(Figure record extracts)
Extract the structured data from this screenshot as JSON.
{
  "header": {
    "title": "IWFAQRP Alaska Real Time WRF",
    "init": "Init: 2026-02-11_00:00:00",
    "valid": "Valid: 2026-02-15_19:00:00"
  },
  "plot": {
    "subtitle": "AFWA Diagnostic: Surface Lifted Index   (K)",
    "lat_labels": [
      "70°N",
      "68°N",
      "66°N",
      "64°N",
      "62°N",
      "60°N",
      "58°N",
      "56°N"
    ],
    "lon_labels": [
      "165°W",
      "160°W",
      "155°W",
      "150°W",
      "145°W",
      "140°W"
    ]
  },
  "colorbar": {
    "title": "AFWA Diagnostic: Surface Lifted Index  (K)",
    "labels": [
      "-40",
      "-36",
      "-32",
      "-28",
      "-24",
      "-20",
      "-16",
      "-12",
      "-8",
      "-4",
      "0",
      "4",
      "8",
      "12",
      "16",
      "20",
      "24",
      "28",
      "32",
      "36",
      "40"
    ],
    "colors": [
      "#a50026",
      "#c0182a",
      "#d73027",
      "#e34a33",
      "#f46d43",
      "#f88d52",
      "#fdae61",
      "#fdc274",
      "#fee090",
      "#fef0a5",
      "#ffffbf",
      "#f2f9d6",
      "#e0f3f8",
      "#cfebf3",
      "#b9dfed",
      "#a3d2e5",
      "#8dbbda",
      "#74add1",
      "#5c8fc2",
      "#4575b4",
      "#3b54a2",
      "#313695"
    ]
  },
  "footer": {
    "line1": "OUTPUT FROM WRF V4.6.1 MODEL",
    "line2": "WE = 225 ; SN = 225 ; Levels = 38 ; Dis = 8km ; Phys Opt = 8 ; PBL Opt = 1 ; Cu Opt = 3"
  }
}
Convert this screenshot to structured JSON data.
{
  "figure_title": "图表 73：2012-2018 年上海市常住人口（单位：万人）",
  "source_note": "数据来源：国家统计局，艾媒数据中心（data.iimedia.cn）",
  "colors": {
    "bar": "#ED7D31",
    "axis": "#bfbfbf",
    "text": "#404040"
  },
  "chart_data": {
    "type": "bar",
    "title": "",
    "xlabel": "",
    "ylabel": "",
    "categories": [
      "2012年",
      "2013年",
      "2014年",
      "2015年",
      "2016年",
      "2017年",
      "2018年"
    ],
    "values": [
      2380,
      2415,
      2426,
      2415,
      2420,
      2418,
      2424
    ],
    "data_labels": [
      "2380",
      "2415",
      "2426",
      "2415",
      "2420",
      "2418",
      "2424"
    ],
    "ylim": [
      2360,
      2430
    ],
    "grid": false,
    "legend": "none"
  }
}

- GOAL OF THE EXERCISE
Only lines with the word "this" should be collected from the material.

- THE RESULT
Extract the structured data from this screenshot as JSON.
Convert this screenshot to structured JSON data.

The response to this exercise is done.